======== RECORDS SUPPLIED ========

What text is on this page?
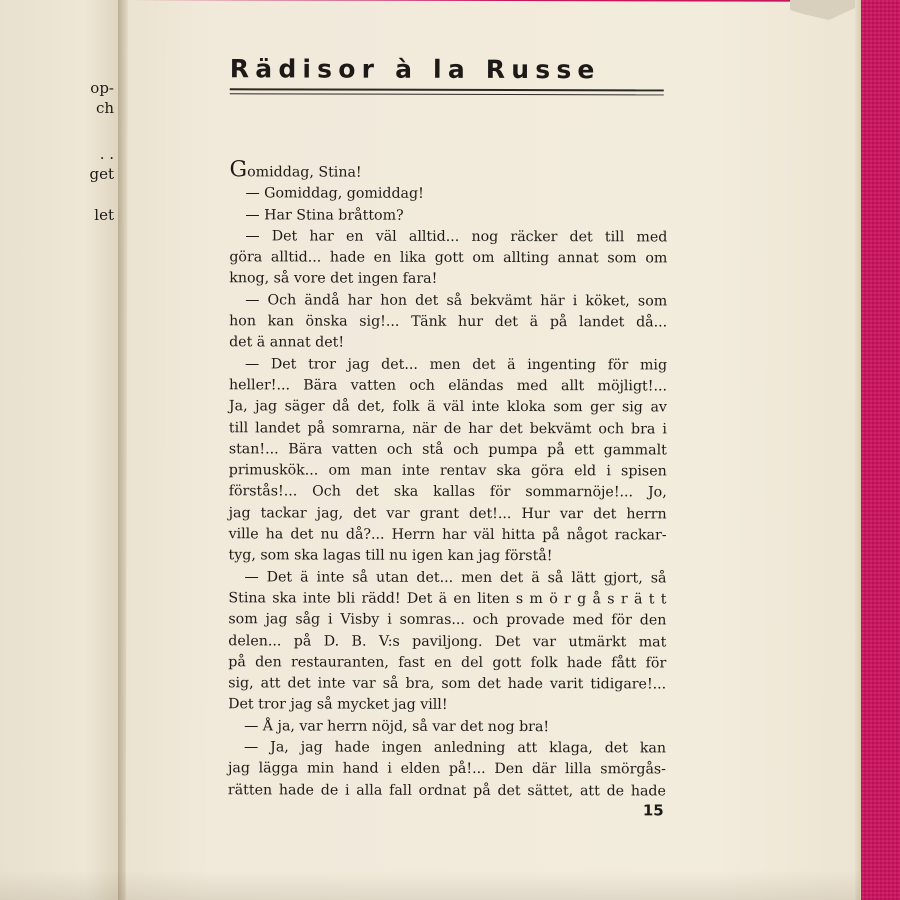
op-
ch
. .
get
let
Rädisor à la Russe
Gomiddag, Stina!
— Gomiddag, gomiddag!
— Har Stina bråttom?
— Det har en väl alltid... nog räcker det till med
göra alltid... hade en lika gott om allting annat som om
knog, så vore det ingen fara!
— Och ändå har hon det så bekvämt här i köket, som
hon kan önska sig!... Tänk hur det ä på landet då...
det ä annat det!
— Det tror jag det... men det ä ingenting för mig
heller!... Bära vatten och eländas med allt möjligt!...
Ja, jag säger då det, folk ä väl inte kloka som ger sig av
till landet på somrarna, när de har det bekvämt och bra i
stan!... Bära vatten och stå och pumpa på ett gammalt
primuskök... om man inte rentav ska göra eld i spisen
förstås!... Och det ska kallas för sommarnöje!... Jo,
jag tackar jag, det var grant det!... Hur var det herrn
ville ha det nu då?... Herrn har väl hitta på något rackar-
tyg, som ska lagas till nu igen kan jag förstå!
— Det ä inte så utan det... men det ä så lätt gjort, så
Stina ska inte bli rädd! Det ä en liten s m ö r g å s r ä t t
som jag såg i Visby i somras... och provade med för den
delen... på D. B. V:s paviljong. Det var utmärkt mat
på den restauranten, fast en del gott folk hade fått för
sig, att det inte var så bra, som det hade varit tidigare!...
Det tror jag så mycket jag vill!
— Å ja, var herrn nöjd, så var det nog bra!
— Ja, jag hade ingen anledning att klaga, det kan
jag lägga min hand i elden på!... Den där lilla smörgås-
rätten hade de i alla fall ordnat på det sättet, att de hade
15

========

WHAT YOU HAVE TO DO: Except for the pictures, give all the material above again verbatim.

RESPONSE FOR THIS EXERCISE:
What text is on this page?
op-
ch
. .
get
let
Rädisor à la Russe
Gomiddag, Stina!
— Gomiddag, gomiddag!
— Har Stina bråttom?
— Det har en väl alltid... nog räcker det till med
göra alltid... hade en lika gott om allting annat som om
knog, så vore det ingen fara!
— Och ändå har hon det så bekvämt här i köket, som
hon kan önska sig!... Tänk hur det ä på landet då...
det ä annat det!
— Det tror jag det... men det ä ingenting för mig
heller!... Bära vatten och eländas med allt möjligt!...
Ja, jag säger då det, folk ä väl inte kloka som ger sig av
till landet på somrarna, när de har det bekvämt och bra i
stan!... Bära vatten och stå och pumpa på ett gammalt
primuskök... om man inte rentav ska göra eld i spisen
förstås!... Och det ska kallas för sommarnöje!... Jo,
jag tackar jag, det var grant det!... Hur var det herrn
ville ha det nu då?... Herrn har väl hitta på något rackar-
tyg, som ska lagas till nu igen kan jag förstå!
— Det ä inte så utan det... men det ä så lätt gjort, så
Stina ska inte bli rädd! Det ä en liten s m ö r g å s r ä t t
som jag såg i Visby i somras... och provade med för den
delen... på D. B. V:s paviljong. Det var utmärkt mat
på den restauranten, fast en del gott folk hade fått för
sig, att det inte var så bra, som det hade varit tidigare!...
Det tror jag så mycket jag vill!
— Å ja, var herrn nöjd, så var det nog bra!
— Ja, jag hade ingen anledning att klaga, det kan
jag lägga min hand i elden på!... Den där lilla smörgås-
rätten hade de i alla fall ordnat på det sättet, att de hade
15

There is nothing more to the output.